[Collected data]
* Begin *
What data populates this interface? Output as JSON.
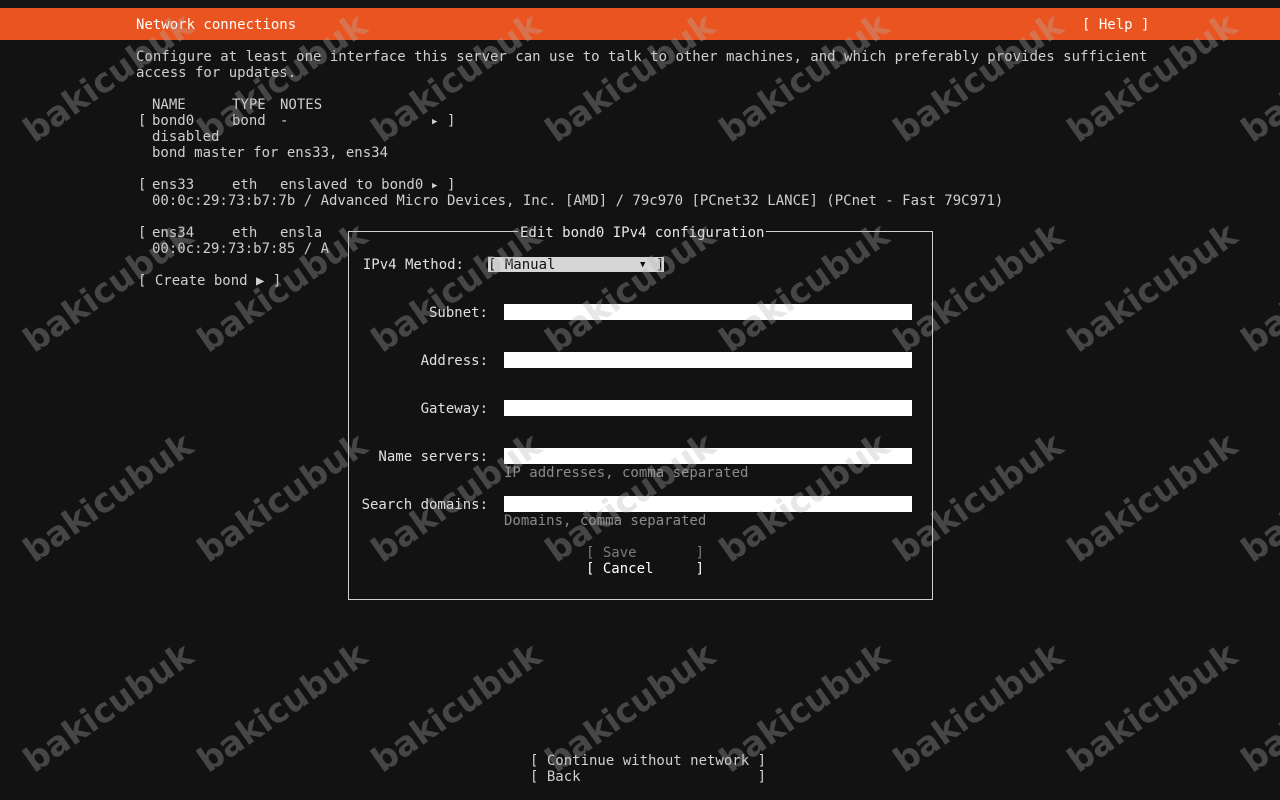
{
  "header": {
    "title": "Network connections",
    "help_label": "[ Help ]"
  },
  "intro": [
    "Configure at least one interface this server can use to talk to other machines, and which preferably provides sufficient",
    "access for updates."
  ],
  "table": {
    "headers": {
      "name": "NAME",
      "type": "TYPE",
      "notes": "NOTES"
    },
    "interfaces": [
      {
        "name": "bond0",
        "type": "bond",
        "notes": "-",
        "details": [
          "disabled",
          "bond master for ens33, ens34"
        ]
      },
      {
        "name": "ens33",
        "type": "eth",
        "notes": "enslaved to bond0",
        "details": [
          "00:0c:29:73:b7:7b / Advanced Micro Devices, Inc. [AMD] / 79c970 [PCnet32 LANCE] (PCnet - Fast 79C971)"
        ]
      },
      {
        "name": "ens34",
        "type": "eth",
        "notes": "ensla",
        "details": [
          "00:0c:29:73:b7:85 / A"
        ]
      }
    ],
    "create_bond_label": "[ Create bond ▶ ]"
  },
  "dialog": {
    "title": "Edit bond0 IPv4 configuration",
    "method_label": "IPv4 Method:",
    "method_value": "[ Manual",
    "fields": {
      "subnet": {
        "label": "Subnet:",
        "value": ""
      },
      "address": {
        "label": "Address:",
        "value": ""
      },
      "gateway": {
        "label": "Gateway:",
        "value": ""
      },
      "name_servers": {
        "label": "Name servers:",
        "value": "",
        "hint": "IP addresses, comma separated"
      },
      "search_domains": {
        "label": "Search domains:",
        "value": "",
        "hint": "Domains, comma separated"
      }
    },
    "save_label": "[ Save       ]",
    "cancel_label": "[ Cancel     ]"
  },
  "footer": {
    "continue_label": "[ Continue without network ]",
    "back_label": "[ Back                     ]"
  },
  "watermark": "bakicubuk",
  "colors": {
    "accent": "#e95420",
    "background": "#121212",
    "text": "#cfcfcf"
  },
  "icons": {
    "row_arrow": "triangle-right-icon",
    "dropdown": "triangle-down-icon"
  }
}
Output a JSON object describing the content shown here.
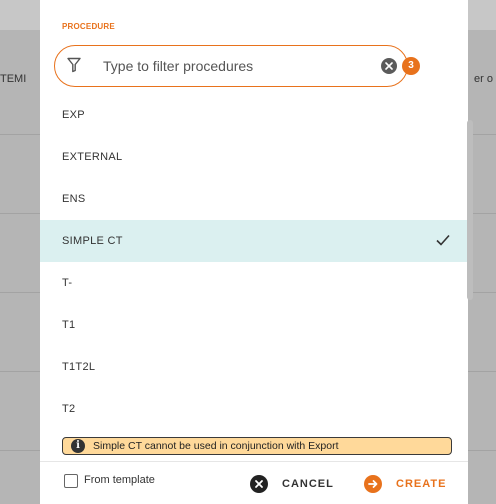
{
  "background": {
    "left_column_label": "TEMI",
    "right_column_label": "er o"
  },
  "dialog": {
    "procedure_label": "PROCEDURE",
    "filter": {
      "placeholder": "Type to filter procedures",
      "value": "",
      "icon": "funnel-icon",
      "clear_icon": "close-icon"
    },
    "count_badge": "3",
    "procedures": [
      {
        "label": "EXP",
        "selected": false
      },
      {
        "label": "EXTERNAL",
        "selected": false
      },
      {
        "label": "ENS",
        "selected": false
      },
      {
        "label": "SIMPLE CT",
        "selected": true
      },
      {
        "label": "T-",
        "selected": false
      },
      {
        "label": "T1",
        "selected": false
      },
      {
        "label": "T1T2L",
        "selected": false
      },
      {
        "label": "T2",
        "selected": false
      }
    ],
    "warning_text": "Simple CT cannot be used in conjunction with Export",
    "from_template_label": "From template",
    "from_template_checked": false,
    "cancel_label": "CANCEL",
    "create_label": "CREATE",
    "colors": {
      "accent": "#e8721c",
      "selected_row": "#dbf0f0",
      "warning_bg": "#ffd99a"
    }
  }
}
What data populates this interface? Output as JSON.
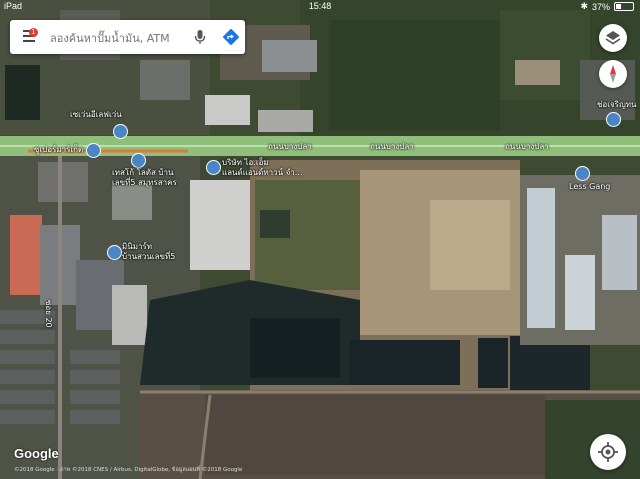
{
  "status_bar": {
    "carrier": "iPad",
    "time": "15:48",
    "battery": "37%"
  },
  "search": {
    "placeholder": "ลองค้นหาปั๊มน้ำมัน, ATM",
    "notification_count": "1"
  },
  "roads": {
    "main_road_1": "ถนนบางปลา",
    "main_road_2": "ถนนบางปลา",
    "main_road_3": "ถนนบางปลา",
    "side_road": "ซอย 20"
  },
  "places": [
    {
      "label": "เซเว่นอีเลฟเว่น",
      "icon": "shopping-bag-icon"
    },
    {
      "label": "ซูเปอร์มาร์เก็ต",
      "icon": "cart-icon"
    },
    {
      "label": "เทสโก้ โลตัส บ้าน\nเลขที่5 สมุทรสาคร",
      "icon": "shopping-bag-icon"
    },
    {
      "label": "บริษัท ไอ.เอ็ม\nแลนด์แอนด์ทาวน์ จำ...",
      "icon": "place-pin-icon"
    },
    {
      "label": "มินิมาร์ท\nบ้านสวนเลขที่5",
      "icon": "shopping-bag-icon"
    },
    {
      "label": "Less Gang",
      "icon": "place-pin-icon"
    },
    {
      "label": "ช่อเจริญทน",
      "icon": "place-pin-icon"
    }
  ],
  "branding": {
    "logo": "Google",
    "copyright": "©2018 Google · ภาพ ©2018 CNES / Airbus, DigitalGlobe, ข้อมูลแผนที่ ©2018 Google"
  },
  "colors": {
    "route_highlight": "#d97b3a",
    "road": "#9fd08a",
    "pin": "#4a86c5",
    "search_badge": "#e53935",
    "compass_red": "#e53935"
  }
}
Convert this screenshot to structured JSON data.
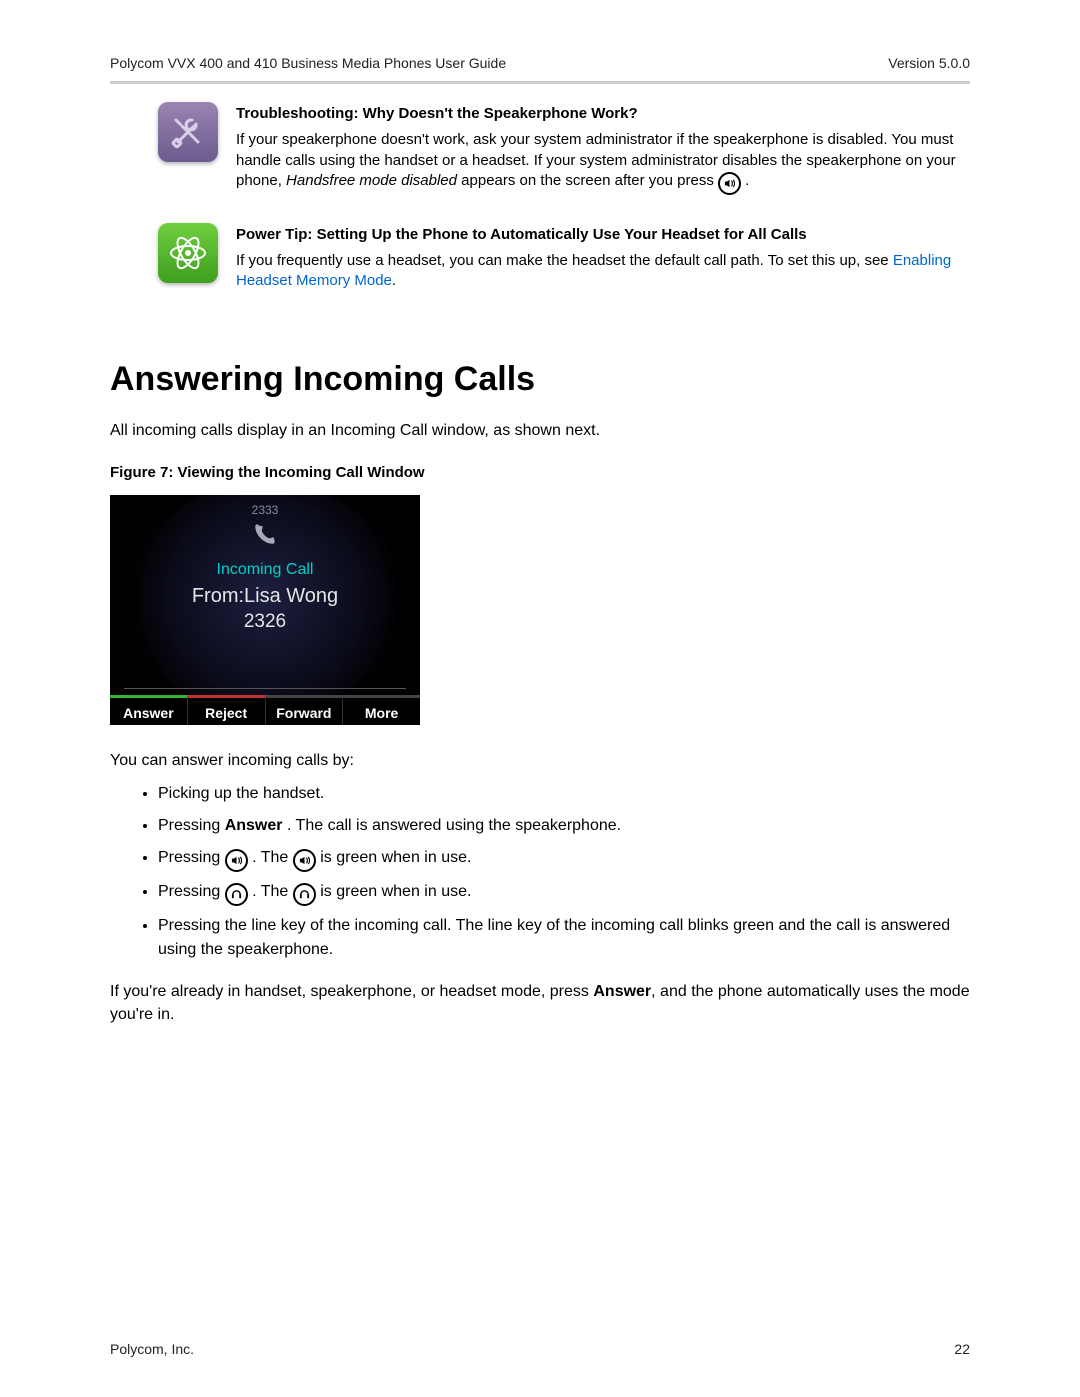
{
  "header": {
    "doc_title": "Polycom VVX 400 and 410 Business Media Phones User Guide",
    "version": "Version 5.0.0"
  },
  "callout1": {
    "title": "Troubleshooting: Why Doesn't the Speakerphone Work?",
    "text_a": "If your speakerphone doesn't work, ask your system administrator if the speakerphone is disabled. You must handle calls using the handset or a headset. If your system administrator disables the speakerphone on your phone, ",
    "italic": "Handsfree mode disabled",
    "text_b": " appears on the screen after you press ",
    "text_c": "."
  },
  "callout2": {
    "title": "Power Tip: Setting Up the Phone to Automatically Use Your Headset for All Calls",
    "text": "If you frequently use a headset, you can make the headset the default call path. To set this up, see ",
    "link": "Enabling Headset Memory Mode",
    "text_after": "."
  },
  "heading": "Answering Incoming Calls",
  "intro": "All incoming calls display in an Incoming Call window, as shown next.",
  "figure_caption": "Figure 7: Viewing the Incoming Call Window",
  "phone": {
    "top_number": "2333",
    "incoming_label": "Incoming Call",
    "from_line": "From:Lisa Wong",
    "number": "2326",
    "softkeys": [
      "Answer",
      "Reject",
      "Forward",
      "More"
    ]
  },
  "after_figure": "You can answer incoming calls by:",
  "bullets": {
    "b1": "Picking up the handset.",
    "b2_a": "Pressing ",
    "b2_bold": "Answer",
    "b2_b": ". The call is answered using the speakerphone.",
    "b3_a": "Pressing ",
    "b3_b": ". The ",
    "b3_c": " is green when in use.",
    "b4_a": "Pressing ",
    "b4_b": ". The ",
    "b4_c": " is green when in use.",
    "b5": "Pressing the line key of the incoming call. The line key of the incoming call blinks green and the call is answered using the speakerphone."
  },
  "closing_a": "If you're already in handset, speakerphone, or headset mode, press ",
  "closing_bold": "Answer",
  "closing_b": ", and the phone automatically uses the mode you're in.",
  "footer": {
    "company": "Polycom, Inc.",
    "page": "22"
  }
}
* End *
Stated problem – Copy the listing exactly. Any image in it stays out of the copy.

Task result –
What data populates this interface? Output as JSON.
{
  "header": {
    "title": "Network connections",
    "help_label": "[ Help ]"
  },
  "intro": [
    "Configure at least one interface this server can use to talk to other machines, and which preferably provides sufficient",
    "access for updates."
  ],
  "table": {
    "headers": {
      "name": "NAME",
      "type": "TYPE",
      "notes": "NOTES"
    },
    "interfaces": [
      {
        "name": "bond0",
        "type": "bond",
        "notes": "-",
        "details": [
          "disabled",
          "bond master for ens33, ens34"
        ]
      },
      {
        "name": "ens33",
        "type": "eth",
        "notes": "enslaved to bond0",
        "details": [
          "00:0c:29:73:b7:7b / Advanced Micro Devices, Inc. [AMD] / 79c970 [PCnet32 LANCE] (PCnet - Fast 79C971)"
        ]
      },
      {
        "name": "ens34",
        "type": "eth",
        "notes": "ensla",
        "details": [
          "00:0c:29:73:b7:85 / A"
        ]
      }
    ],
    "create_bond_label": "[ Create bond ▶ ]"
  },
  "dialog": {
    "title": "Edit bond0 IPv4 configuration",
    "method_label": "IPv4 Method:",
    "method_value": "[ Manual",
    "fields": {
      "subnet": {
        "label": "Subnet:",
        "value": ""
      },
      "address": {
        "label": "Address:",
        "value": ""
      },
      "gateway": {
        "label": "Gateway:",
        "value": ""
      },
      "name_servers": {
        "label": "Name servers:",
        "value": "",
        "hint": "IP addresses, comma separated"
      },
      "search_domains": {
        "label": "Search domains:",
        "value": "",
        "hint": "Domains, comma separated"
      }
    },
    "save_label": "[ Save       ]",
    "cancel_label": "[ Cancel     ]"
  },
  "footer": {
    "continue_label": "[ Continue without network ]",
    "back_label": "[ Back                     ]"
  },
  "watermark": "bakicubuk",
  "colors": {
    "accent": "#e95420",
    "background": "#121212",
    "text": "#cfcfcf"
  },
  "icons": {
    "row_arrow": "triangle-right-icon",
    "dropdown": "triangle-down-icon"
  }
}
Output a JSON object describing the content shown here.
{
  "background": {
    "left_column_label": "TEMI",
    "right_column_label": "er o"
  },
  "dialog": {
    "procedure_label": "PROCEDURE",
    "filter": {
      "placeholder": "Type to filter procedures",
      "value": "",
      "icon": "funnel-icon",
      "clear_icon": "close-icon"
    },
    "count_badge": "3",
    "procedures": [
      {
        "label": "EXP",
        "selected": false
      },
      {
        "label": "EXTERNAL",
        "selected": false
      },
      {
        "label": "ENS",
        "selected": false
      },
      {
        "label": "SIMPLE CT",
        "selected": true
      },
      {
        "label": "T-",
        "selected": false
      },
      {
        "label": "T1",
        "selected": false
      },
      {
        "label": "T1T2L",
        "selected": false
      },
      {
        "label": "T2",
        "selected": false
      }
    ],
    "warning_text": "Simple CT cannot be used in conjunction with Export",
    "from_template_label": "From template",
    "from_template_checked": false,
    "cancel_label": "CANCEL",
    "create_label": "CREATE",
    "colors": {
      "accent": "#e8721c",
      "selected_row": "#dbf0f0",
      "warning_bg": "#ffd99a"
    }
  }
}
What data populates this interface? Output as JSON.
{
  "status_bar": {
    "carrier": "iPad",
    "time": "15:48",
    "battery": "37%"
  },
  "search": {
    "placeholder": "ลองค้นหาปั๊มน้ำมัน, ATM",
    "notification_count": "1"
  },
  "roads": {
    "main_road_1": "ถนนบางปลา",
    "main_road_2": "ถนนบางปลา",
    "main_road_3": "ถนนบางปลา",
    "side_road": "ซอย 20"
  },
  "places": [
    {
      "label": "เซเว่นอีเลฟเว่น",
      "icon": "shopping-bag-icon"
    },
    {
      "label": "ซูเปอร์มาร์เก็ต",
      "icon": "cart-icon"
    },
    {
      "label": "เทสโก้ โลตัส บ้าน\nเลขที่5 สมุทรสาคร",
      "icon": "shopping-bag-icon"
    },
    {
      "label": "บริษัท ไอ.เอ็ม\nแลนด์แอนด์ทาวน์ จำ...",
      "icon": "place-pin-icon"
    },
    {
      "label": "มินิมาร์ท\nบ้านสวนเลขที่5",
      "icon": "shopping-bag-icon"
    },
    {
      "label": "Less Gang",
      "icon": "place-pin-icon"
    },
    {
      "label": "ช่อเจริญทน",
      "icon": "place-pin-icon"
    }
  ],
  "branding": {
    "logo": "Google",
    "copyright": "©2018 Google · ภาพ ©2018 CNES / Airbus, DigitalGlobe, ข้อมูลแผนที่ ©2018 Google"
  },
  "colors": {
    "route_highlight": "#d97b3a",
    "road": "#9fd08a",
    "pin": "#4a86c5",
    "search_badge": "#e53935",
    "compass_red": "#e53935"
  }
}
Convert this screenshot to structured JSON data.
{
  "header": {
    "doc_title": "Polycom VVX 400 and 410 Business Media Phones User Guide",
    "version": "Version 5.0.0"
  },
  "callout1": {
    "title": "Troubleshooting: Why Doesn't the Speakerphone Work?",
    "text_a": "If your speakerphone doesn't work, ask your system administrator if the speakerphone is disabled. You must handle calls using the handset or a headset. If your system administrator disables the speakerphone on your phone, ",
    "italic": "Handsfree mode disabled",
    "text_b": " appears on the screen after you press ",
    "text_c": "."
  },
  "callout2": {
    "title": "Power Tip: Setting Up the Phone to Automatically Use Your Headset for All Calls",
    "text": "If you frequently use a headset, you can make the headset the default call path. To set this up, see ",
    "link": "Enabling Headset Memory Mode",
    "text_after": "."
  },
  "heading": "Answering Incoming Calls",
  "intro": "All incoming calls display in an Incoming Call window, as shown next.",
  "figure_caption": "Figure 7: Viewing the Incoming Call Window",
  "phone": {
    "top_number": "2333",
    "incoming_label": "Incoming Call",
    "from_line": "From:Lisa Wong",
    "number": "2326",
    "softkeys": [
      "Answer",
      "Reject",
      "Forward",
      "More"
    ]
  },
  "after_figure": "You can answer incoming calls by:",
  "bullets": {
    "b1": "Picking up the handset.",
    "b2_a": "Pressing ",
    "b2_bold": "Answer",
    "b2_b": ". The call is answered using the speakerphone.",
    "b3_a": "Pressing ",
    "b3_b": ". The ",
    "b3_c": " is green when in use.",
    "b4_a": "Pressing ",
    "b4_b": ". The ",
    "b4_c": " is green when in use.",
    "b5": "Pressing the line key of the incoming call. The line key of the incoming call blinks green and the call is answered using the speakerphone."
  },
  "closing_a": "If you're already in handset, speakerphone, or headset mode, press ",
  "closing_bold": "Answer",
  "closing_b": ", and the phone automatically uses the mode you're in.",
  "footer": {
    "company": "Polycom, Inc.",
    "page": "22"
  }
}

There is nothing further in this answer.